--- GIVEN RECORDS ---

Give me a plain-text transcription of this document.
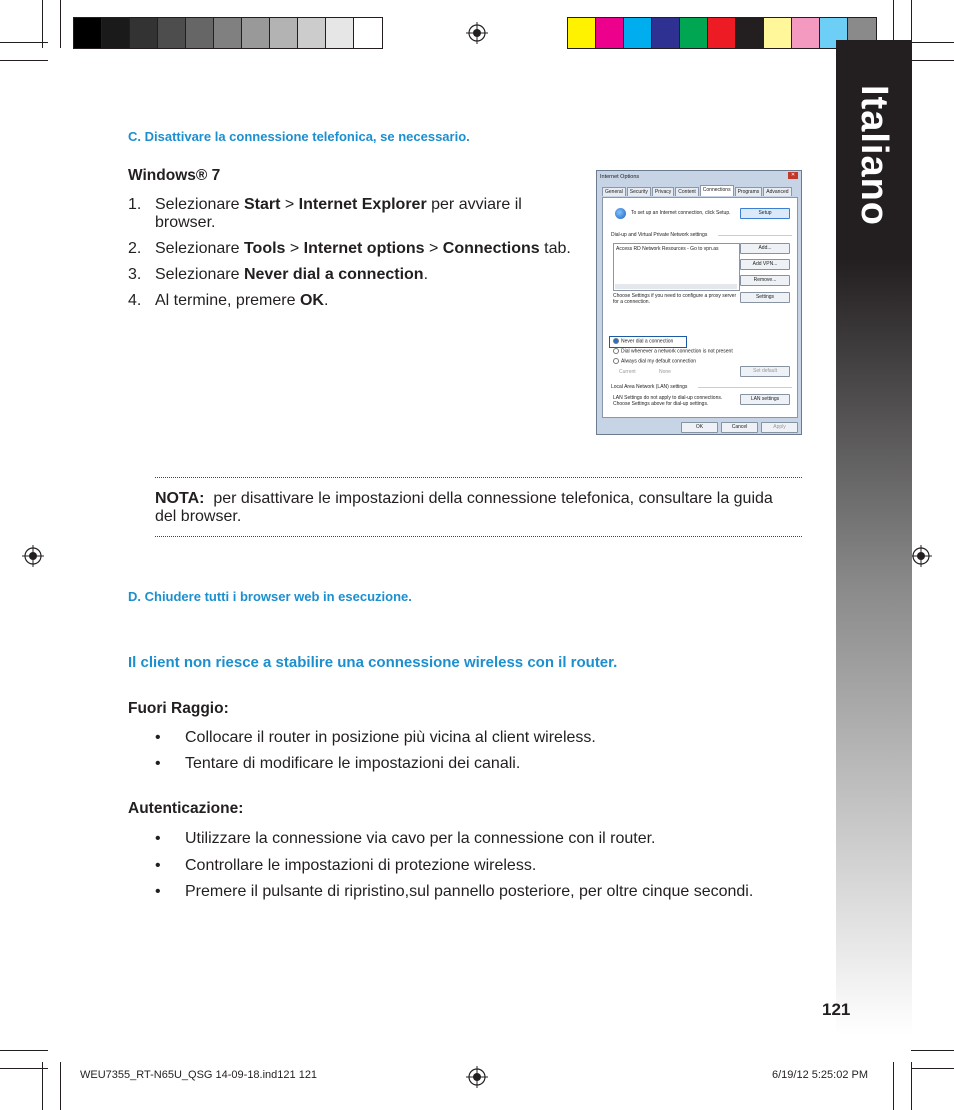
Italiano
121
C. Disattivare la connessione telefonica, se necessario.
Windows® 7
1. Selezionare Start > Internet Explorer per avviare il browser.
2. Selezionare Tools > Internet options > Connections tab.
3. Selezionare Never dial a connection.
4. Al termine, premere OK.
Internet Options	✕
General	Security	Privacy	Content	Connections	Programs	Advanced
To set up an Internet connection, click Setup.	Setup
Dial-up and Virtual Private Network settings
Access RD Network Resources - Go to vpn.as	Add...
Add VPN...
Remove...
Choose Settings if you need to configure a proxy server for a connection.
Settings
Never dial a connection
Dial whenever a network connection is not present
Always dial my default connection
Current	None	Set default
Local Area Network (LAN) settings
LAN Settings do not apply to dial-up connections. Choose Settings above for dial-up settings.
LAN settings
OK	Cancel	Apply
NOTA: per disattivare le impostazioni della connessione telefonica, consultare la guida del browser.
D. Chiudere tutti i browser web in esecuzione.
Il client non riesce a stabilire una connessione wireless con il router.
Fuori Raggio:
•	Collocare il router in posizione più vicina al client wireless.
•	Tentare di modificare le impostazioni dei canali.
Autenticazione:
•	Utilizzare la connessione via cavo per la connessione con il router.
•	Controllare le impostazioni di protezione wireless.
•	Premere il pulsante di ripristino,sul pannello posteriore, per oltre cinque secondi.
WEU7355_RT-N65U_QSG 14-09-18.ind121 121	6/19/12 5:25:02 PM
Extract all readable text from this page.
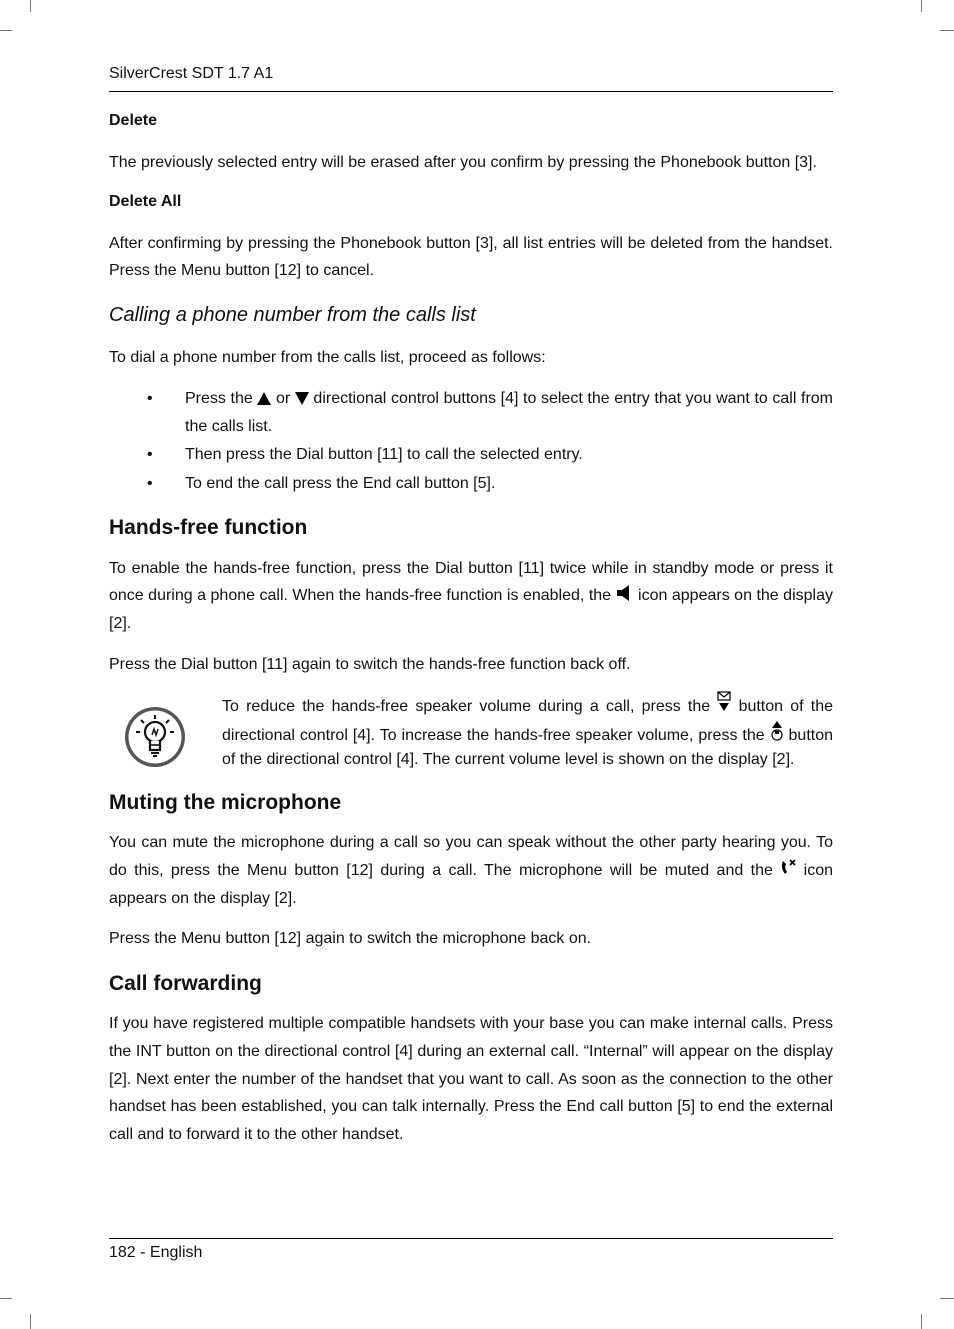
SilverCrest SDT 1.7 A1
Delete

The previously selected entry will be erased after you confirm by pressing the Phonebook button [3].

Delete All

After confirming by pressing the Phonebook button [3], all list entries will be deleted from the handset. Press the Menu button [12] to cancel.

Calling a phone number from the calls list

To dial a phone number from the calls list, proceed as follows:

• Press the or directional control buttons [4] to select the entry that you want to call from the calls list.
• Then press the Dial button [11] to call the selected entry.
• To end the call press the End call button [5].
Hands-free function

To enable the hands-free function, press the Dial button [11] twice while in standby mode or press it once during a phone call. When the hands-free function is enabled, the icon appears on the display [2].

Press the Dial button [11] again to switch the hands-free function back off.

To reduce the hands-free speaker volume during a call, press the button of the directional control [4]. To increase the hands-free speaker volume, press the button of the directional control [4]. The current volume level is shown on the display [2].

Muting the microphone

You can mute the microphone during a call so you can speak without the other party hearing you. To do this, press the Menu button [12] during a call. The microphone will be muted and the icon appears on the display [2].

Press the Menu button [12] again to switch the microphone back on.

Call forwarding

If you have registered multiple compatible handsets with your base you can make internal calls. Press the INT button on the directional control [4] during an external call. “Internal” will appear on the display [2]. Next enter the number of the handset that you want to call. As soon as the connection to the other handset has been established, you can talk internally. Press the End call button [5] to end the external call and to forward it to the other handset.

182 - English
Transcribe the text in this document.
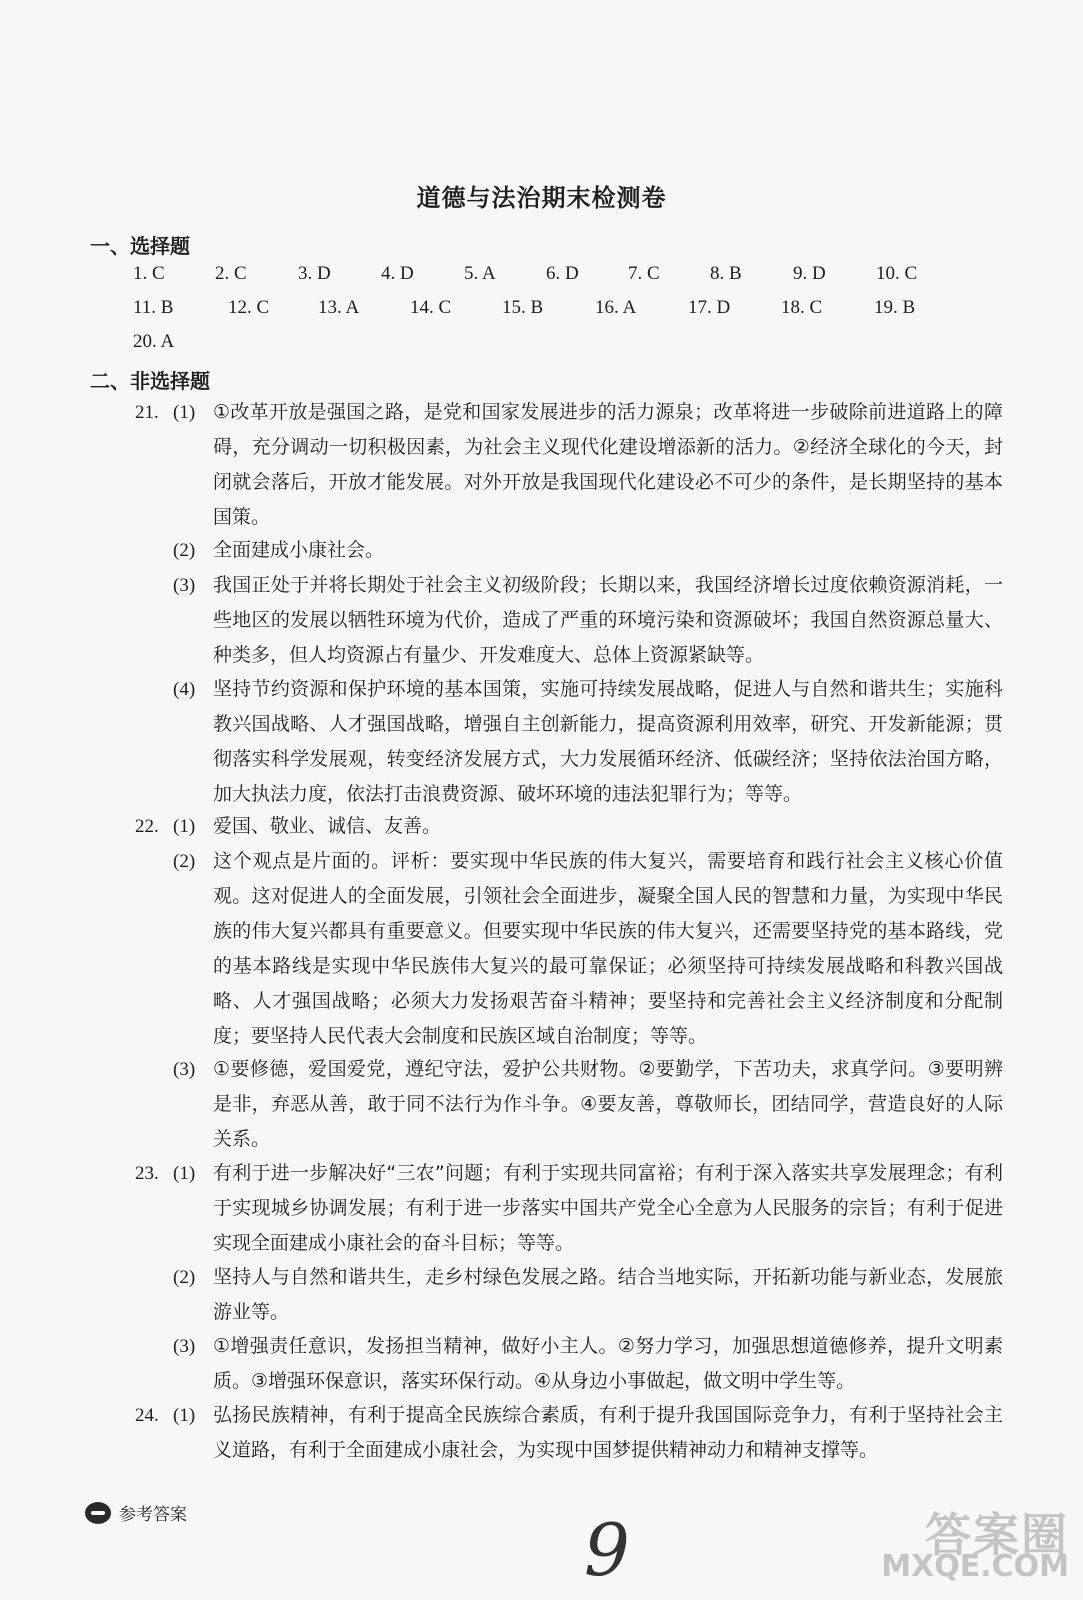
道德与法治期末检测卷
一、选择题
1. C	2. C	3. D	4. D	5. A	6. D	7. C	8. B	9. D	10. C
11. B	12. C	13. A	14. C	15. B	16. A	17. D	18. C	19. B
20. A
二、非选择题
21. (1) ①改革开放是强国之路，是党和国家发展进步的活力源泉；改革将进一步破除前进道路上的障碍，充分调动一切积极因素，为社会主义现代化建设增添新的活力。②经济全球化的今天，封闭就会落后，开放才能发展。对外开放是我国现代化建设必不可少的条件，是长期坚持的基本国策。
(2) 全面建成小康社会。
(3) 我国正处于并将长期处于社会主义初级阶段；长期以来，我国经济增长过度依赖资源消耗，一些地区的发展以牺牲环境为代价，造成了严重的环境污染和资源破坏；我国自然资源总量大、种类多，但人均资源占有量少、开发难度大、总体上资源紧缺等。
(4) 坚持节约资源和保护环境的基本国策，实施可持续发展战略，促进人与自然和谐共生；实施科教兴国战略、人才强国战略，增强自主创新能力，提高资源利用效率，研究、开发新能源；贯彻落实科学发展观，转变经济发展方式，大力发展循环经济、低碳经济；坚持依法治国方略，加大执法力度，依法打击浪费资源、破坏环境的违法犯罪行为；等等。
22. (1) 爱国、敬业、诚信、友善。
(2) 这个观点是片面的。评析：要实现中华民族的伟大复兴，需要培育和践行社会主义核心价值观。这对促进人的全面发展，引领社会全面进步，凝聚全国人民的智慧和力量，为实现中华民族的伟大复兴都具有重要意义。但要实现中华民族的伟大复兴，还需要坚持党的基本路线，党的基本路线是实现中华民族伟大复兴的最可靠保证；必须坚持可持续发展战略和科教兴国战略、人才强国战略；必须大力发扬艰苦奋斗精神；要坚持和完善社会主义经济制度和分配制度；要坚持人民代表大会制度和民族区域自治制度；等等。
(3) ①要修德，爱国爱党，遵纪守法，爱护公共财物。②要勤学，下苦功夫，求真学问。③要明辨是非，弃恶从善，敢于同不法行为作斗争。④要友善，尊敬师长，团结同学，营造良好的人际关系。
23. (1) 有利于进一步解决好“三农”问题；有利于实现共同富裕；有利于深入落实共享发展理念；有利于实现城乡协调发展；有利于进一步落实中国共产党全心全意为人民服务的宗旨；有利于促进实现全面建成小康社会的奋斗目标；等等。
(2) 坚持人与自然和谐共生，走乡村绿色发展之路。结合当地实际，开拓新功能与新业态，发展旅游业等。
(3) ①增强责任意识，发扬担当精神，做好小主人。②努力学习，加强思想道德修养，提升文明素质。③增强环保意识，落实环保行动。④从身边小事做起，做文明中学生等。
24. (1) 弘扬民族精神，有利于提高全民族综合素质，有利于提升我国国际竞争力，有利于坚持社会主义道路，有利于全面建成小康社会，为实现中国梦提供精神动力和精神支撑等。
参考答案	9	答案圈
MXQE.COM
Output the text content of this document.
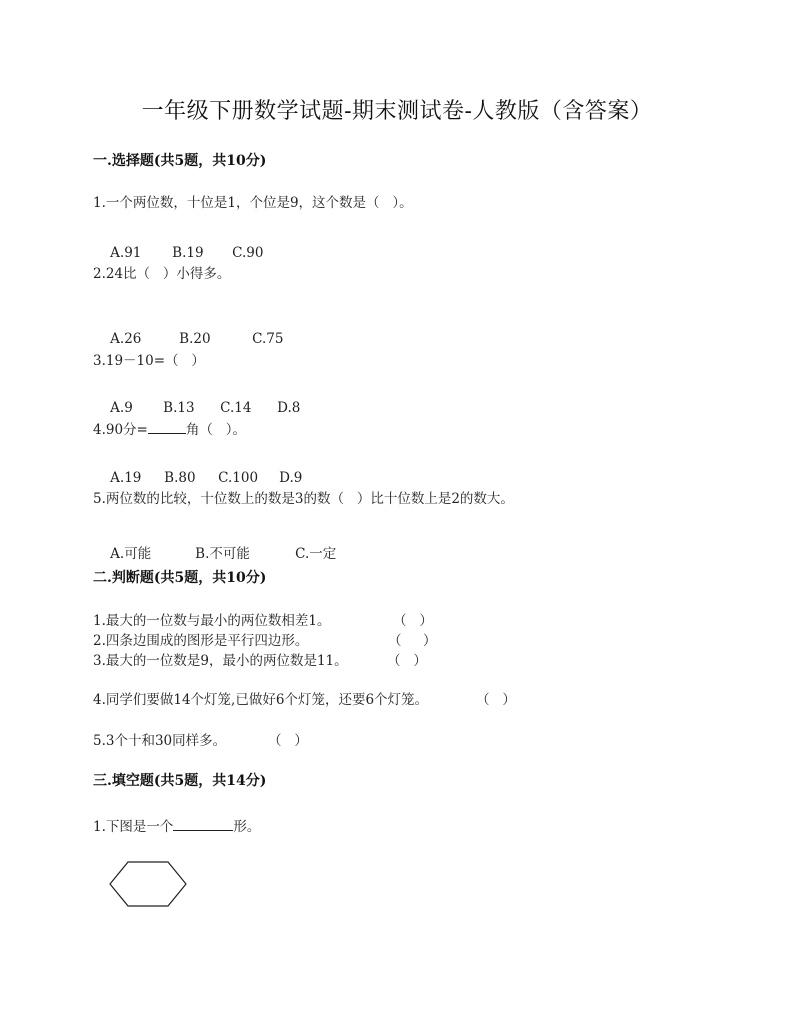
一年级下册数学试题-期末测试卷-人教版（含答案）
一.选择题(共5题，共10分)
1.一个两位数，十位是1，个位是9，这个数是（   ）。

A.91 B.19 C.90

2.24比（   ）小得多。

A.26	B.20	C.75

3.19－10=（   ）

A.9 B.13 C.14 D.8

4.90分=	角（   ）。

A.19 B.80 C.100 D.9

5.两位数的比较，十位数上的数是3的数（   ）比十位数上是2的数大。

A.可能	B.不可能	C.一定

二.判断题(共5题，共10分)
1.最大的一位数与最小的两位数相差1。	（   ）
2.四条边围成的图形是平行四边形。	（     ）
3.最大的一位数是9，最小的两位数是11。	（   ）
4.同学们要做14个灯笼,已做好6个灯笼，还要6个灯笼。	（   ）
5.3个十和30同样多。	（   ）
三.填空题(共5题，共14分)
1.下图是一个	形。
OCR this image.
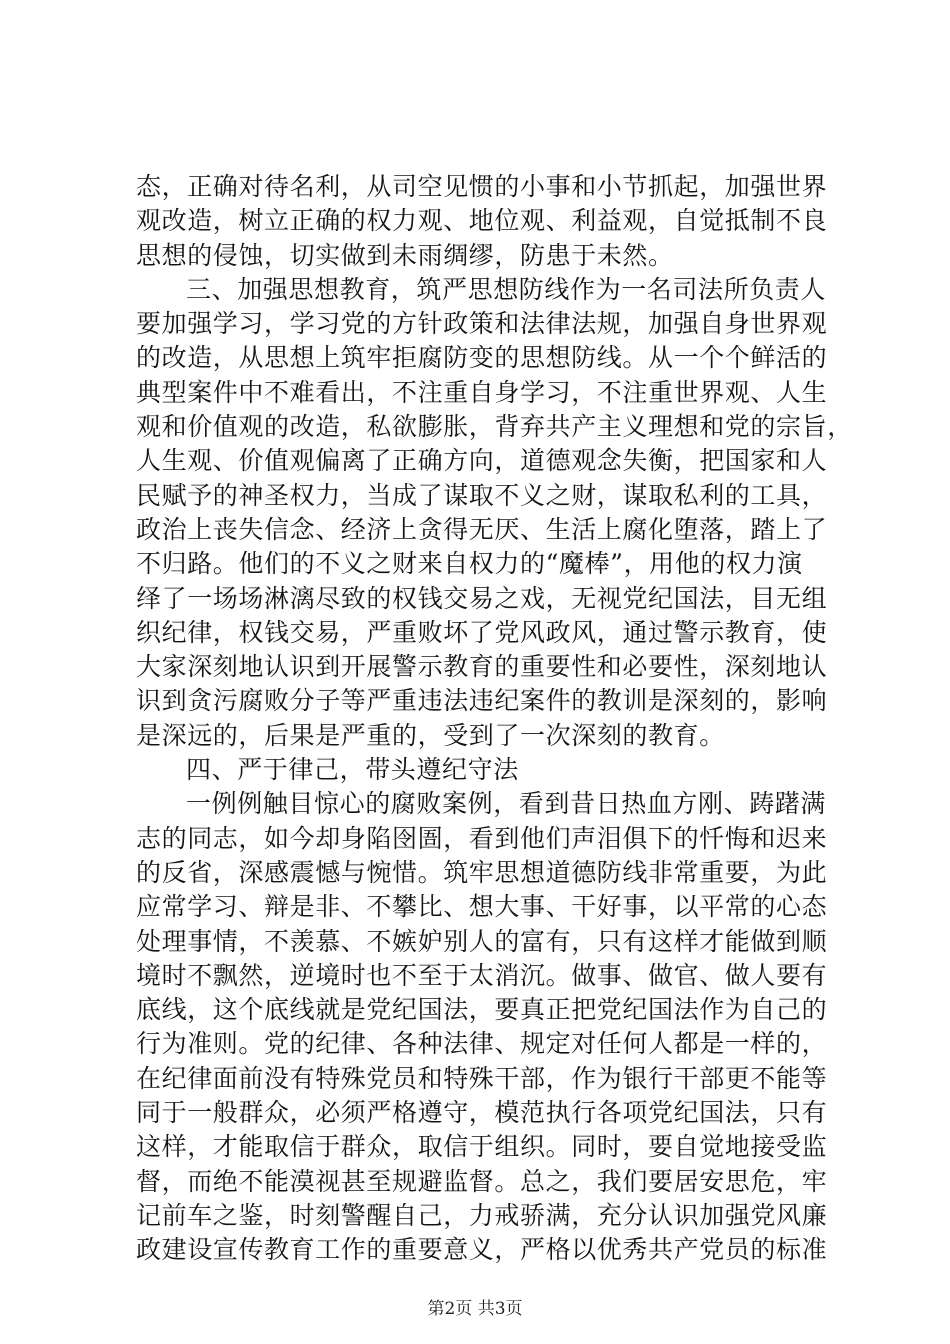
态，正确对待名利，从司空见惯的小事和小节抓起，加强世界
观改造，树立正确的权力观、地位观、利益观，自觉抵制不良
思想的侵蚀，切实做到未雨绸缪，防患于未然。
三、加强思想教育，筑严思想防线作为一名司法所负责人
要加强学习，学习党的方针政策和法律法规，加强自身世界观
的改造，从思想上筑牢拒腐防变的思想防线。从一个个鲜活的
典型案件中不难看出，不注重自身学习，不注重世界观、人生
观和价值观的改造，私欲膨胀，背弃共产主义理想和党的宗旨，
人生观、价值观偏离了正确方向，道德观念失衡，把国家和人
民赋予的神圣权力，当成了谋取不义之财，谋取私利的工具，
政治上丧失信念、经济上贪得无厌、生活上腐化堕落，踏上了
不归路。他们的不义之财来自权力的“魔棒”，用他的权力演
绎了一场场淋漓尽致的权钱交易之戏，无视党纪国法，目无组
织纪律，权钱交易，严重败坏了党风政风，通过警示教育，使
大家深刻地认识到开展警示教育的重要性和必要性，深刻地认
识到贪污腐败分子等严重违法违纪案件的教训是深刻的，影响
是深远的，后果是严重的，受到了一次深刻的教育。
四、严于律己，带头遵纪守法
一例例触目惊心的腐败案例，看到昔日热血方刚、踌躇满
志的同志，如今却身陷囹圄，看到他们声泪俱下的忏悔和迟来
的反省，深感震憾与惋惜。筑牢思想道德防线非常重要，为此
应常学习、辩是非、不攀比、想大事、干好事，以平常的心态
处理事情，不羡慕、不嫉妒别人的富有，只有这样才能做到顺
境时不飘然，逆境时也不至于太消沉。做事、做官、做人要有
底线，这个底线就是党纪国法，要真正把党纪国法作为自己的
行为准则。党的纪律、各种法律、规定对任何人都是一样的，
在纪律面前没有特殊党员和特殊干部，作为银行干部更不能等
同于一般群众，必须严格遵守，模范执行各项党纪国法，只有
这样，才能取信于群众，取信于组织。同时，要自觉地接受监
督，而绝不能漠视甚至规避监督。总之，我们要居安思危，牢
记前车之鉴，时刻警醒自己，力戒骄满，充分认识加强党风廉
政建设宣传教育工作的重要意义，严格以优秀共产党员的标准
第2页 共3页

---

■ SHORT PROBLEM
From the listing above, copy all lines holding the word "Menu".

■ FULL RESPONSE
After confirming by pressing the Phonebook button [3], all list entries will be deleted from the handset. Press the Menu button [12] to cancel.
You can mute the microphone during a call so you can speak without the other party hearing you. To do this, press the Menu button [12] during a call. The microphone will be muted and the icon appears on the display [2].
Press the Menu button [12] again to switch the microphone back on.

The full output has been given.